Provided text:
^^^^^^^^

4. It's cheap. Cans of chickpeas and tomatoes, an onion, oil, common spices you either already have or should just buy already, c'mon. 
5. It's easy. A very tiny bit of chopping, and then just stirring. 
6.. It's perfect for a crowd that includes dietary restrictions. It's vegetarian, but...dedicated carnivores: I promise you'll like it! It's also gluten free, and can easily be dairy free (and therefore vegan).

Lazy Chana Masala

 This is my fast version for when it's getting kinda late on a weekday - there are wonderful, more complex versions of this dish out there that are definitely worth trying, but this is tasty, filling, and pretty darn quick.

2 15 oz (or one 28 oz, close enough) can chickpeas
1 15 oz can chopped tomatoes
1 onion, diced
2 tbsp garam masala - See below
1 tbsp butter
2 tbsp cooking oil
1/2 c water

Optional but highly recommended:
Chopped cilantro, to taste
Chili of whatever kind - a jalapeno would be fine, or dried whatever works too. 
Fresh ginger, 1 or 2+ tablespoons, chopped or grated 
Lemon or lime juice, to taste, but start with a few good squeezes or a couple tablespoons.

^^^^^^^^

Extracted material:
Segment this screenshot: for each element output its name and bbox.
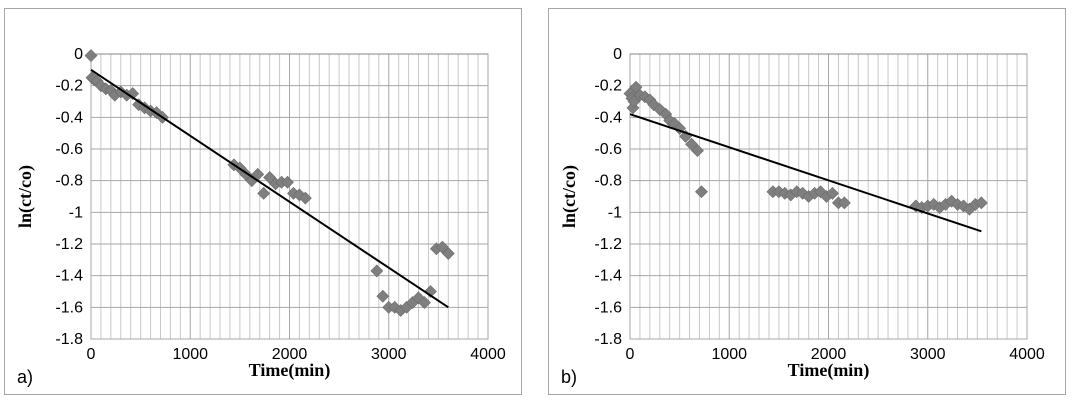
chart-b-y-axis-title: ln(ct/co) — [559, 165, 580, 228]
chart-b-ytick-label: -0.2 — [594, 78, 622, 95]
chart-b-ytick-label: -0.4 — [594, 109, 622, 126]
chart-a-data-point — [84, 49, 98, 63]
chart-b-svg: 0-0.2-0.4-0.6-0.8-1-1.2-1.4-1.6-1.80 1000… — [559, 46, 1045, 387]
chart-a-panel-label: a) — [17, 367, 33, 387]
chart-a-data-point — [441, 247, 455, 260]
chart-a-ytick-label: -0.2 — [55, 78, 83, 95]
chart-a-ytick-label: -0.4 — [55, 109, 83, 126]
chart-b-data-point — [837, 196, 851, 210]
chart-a-ytick-label: -1.8 — [55, 331, 83, 348]
chart-a-ytick-label: -1.2 — [55, 236, 83, 253]
chart-b-ytick-label: -1.6 — [594, 299, 622, 316]
chart-a-x-axis-title: Time(min) — [249, 360, 331, 381]
chart-a-trendline — [90, 69, 449, 309]
chart-a-data-point — [376, 289, 390, 303]
chart-a-svg: 0-0.2-0.4-0.6-0.8-1-1.2-1.4-1.6-1.80 1000… — [15, 46, 506, 387]
chart-b-data-point — [695, 185, 708, 199]
chart-a-data-point — [418, 296, 431, 310]
chart-b-data-point — [691, 144, 704, 158]
chart-b-ytick-label: -1 — [608, 204, 622, 221]
chart-a-ytick-label: -0.6 — [55, 141, 83, 158]
chart-a-data-point — [298, 191, 312, 205]
chart-panel-b: 0 -0.2 -0.4 -0.6 -0.8 -1 -1.2 -1.4 -1.6 -1.8 0 1000… — [548, 8, 1066, 395]
chart-a-data-point — [281, 175, 294, 189]
chart-b-xtick-label: 1000 — [711, 346, 747, 363]
chart-a-xtick-label: 0 — [87, 346, 96, 363]
chart-a-series-points — [84, 49, 455, 317]
chart-b-ytick-label: -1.2 — [594, 236, 622, 253]
chart-a-y-axis-title: ln(ct/co) — [15, 165, 36, 228]
chart-b-xtick-label: 2000 — [811, 346, 847, 363]
chart-a-data-point — [257, 186, 271, 200]
chart-a-xtick-label: 3000 — [371, 346, 407, 363]
chart-b-xtick-label: 4000 — [1009, 346, 1045, 363]
chart-a-xtick-label: 1000 — [172, 346, 208, 363]
chart-b-data-point — [974, 196, 988, 210]
chart-b-ytick-label: 0 — [613, 46, 622, 63]
chart-a-ytick-label: -1 — [69, 204, 83, 221]
chart-b-xtick-label: 0 — [626, 346, 635, 363]
chart-b-data-point — [826, 186, 839, 200]
chart-b-xtick-label: 3000 — [910, 346, 946, 363]
chart-a-ytick-label: 0 — [74, 46, 83, 63]
chart-b-ytick-label: -1.8 — [594, 331, 622, 348]
chart-b-trendline — [629, 113, 982, 233]
chart-panel-a: 0 -0.2 -0.4 -0.6 -0.8 -1 -1.2 -1.4 -1.6 -1.8 0 1000… — [4, 8, 522, 395]
chart-a-gridlines — [91, 53, 488, 340]
chart-a-ytick-label: -0.8 — [55, 173, 83, 190]
chart-b-series-points — [623, 80, 988, 216]
chart-a-xtick-label: 4000 — [470, 346, 506, 363]
chart-a-ytick-label: -1.6 — [55, 299, 83, 316]
chart-b-ytick-label: -0.8 — [594, 173, 622, 190]
chart-a-xtick-label: 2000 — [272, 346, 308, 363]
chart-b-ytick-label: -0.6 — [594, 141, 622, 158]
chart-b-x-axis-title: Time(min) — [788, 360, 870, 381]
chart-b-panel-label: b) — [561, 367, 577, 387]
chart-a-data-point — [370, 264, 384, 278]
chart-b-ytick-label: -1.4 — [594, 268, 622, 285]
chart-a-ytick-label: -1.4 — [55, 268, 83, 285]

^^^^^^^^

What this task involves:
Reproduce the part of the chana masala recipe that begins at "This is my fast" and ends after "pretty darn quick.".

Worked answer:
This is my fast version for when it's getting kinda late on a weekday - there are wonderful, more complex versions of this dish out there that are definitely worth trying, but this is tasty, filling, and pretty darn quick.